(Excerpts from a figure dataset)
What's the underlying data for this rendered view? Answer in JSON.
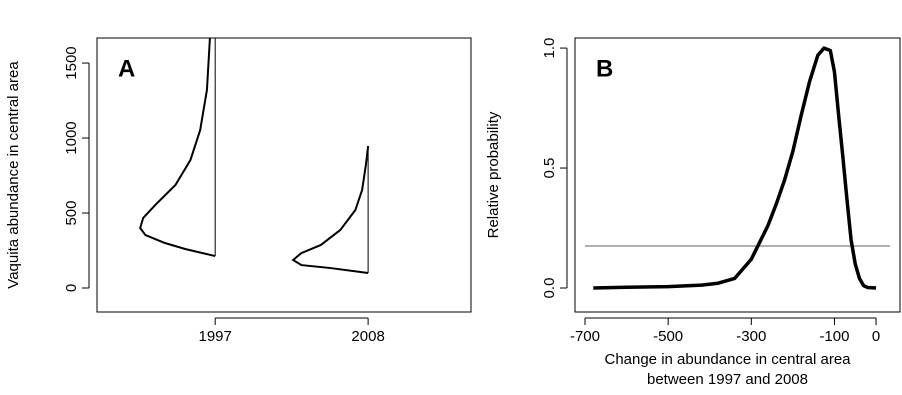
{
  "chart_data": [
    {
      "type": "half-violin",
      "panel": "A",
      "ylabel": "Vaquita abundance in central area",
      "x": [
        1997,
        2008
      ],
      "xlim": [
        1988.5,
        2015.4
      ],
      "xticks": [
        1997,
        2008
      ],
      "ylim": [
        -160,
        1667
      ],
      "yticks": [
        0,
        500,
        1000,
        1500
      ],
      "color": "#000000",
      "box": true,
      "series": [
        {
          "abundance": [
            213,
            260,
            300,
            353,
            400,
            467,
            553,
            687,
            853,
            1053,
            1320,
            1667
          ],
          "density": [
            0,
            0.4,
            0.67,
            0.93,
            1.0,
            0.96,
            0.8,
            0.53,
            0.33,
            0.2,
            0.11,
            0.07
          ]
        },
        {
          "abundance": [
            100,
            133,
            153,
            187,
            233,
            287,
            387,
            520,
            653,
            820,
            947
          ],
          "density": [
            0,
            0.5,
            0.89,
            1.0,
            0.89,
            0.63,
            0.37,
            0.17,
            0.08,
            0.03,
            0
          ]
        }
      ]
    },
    {
      "type": "line",
      "panel": "B",
      "ylabel": "Relative probability",
      "xlabel": [
        "Change in abundance in central area",
        "between 1997 and 2008"
      ],
      "x": [
        -680,
        -600,
        -500,
        -420,
        -380,
        -340,
        -330,
        -300,
        -280,
        -260,
        -240,
        -220,
        -200,
        -180,
        -160,
        -140,
        -125,
        -110,
        -100,
        -90,
        -80,
        -70,
        -60,
        -50,
        -40,
        -30,
        -20,
        0
      ],
      "values": [
        0,
        0.003,
        0.006,
        0.012,
        0.02,
        0.04,
        0.06,
        0.12,
        0.19,
        0.26,
        0.35,
        0.45,
        0.57,
        0.72,
        0.86,
        0.97,
        1.0,
        0.99,
        0.9,
        0.72,
        0.55,
        0.37,
        0.2,
        0.1,
        0.04,
        0.01,
        0.002,
        0
      ],
      "color": "#000000",
      "hline": 0.175,
      "hline_color": "#b0b0b0",
      "xlim": [
        -724,
        57.6
      ],
      "xticks": [
        -700,
        -500,
        -300,
        -100,
        0
      ],
      "ylim": [
        -0.1,
        1.042
      ],
      "yticks": [
        {
          "value": 0,
          "label": "0.0"
        },
        {
          "value": 0.5,
          "label": "0.5"
        },
        {
          "value": 1,
          "label": "1.0"
        }
      ],
      "box": true
    }
  ]
}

- Work to do: Check each line above for "area" and return the ones that have it.

- Complete answer:
      "ylabel": "Vaquita abundance in central area",
        "Change in abundance in central area",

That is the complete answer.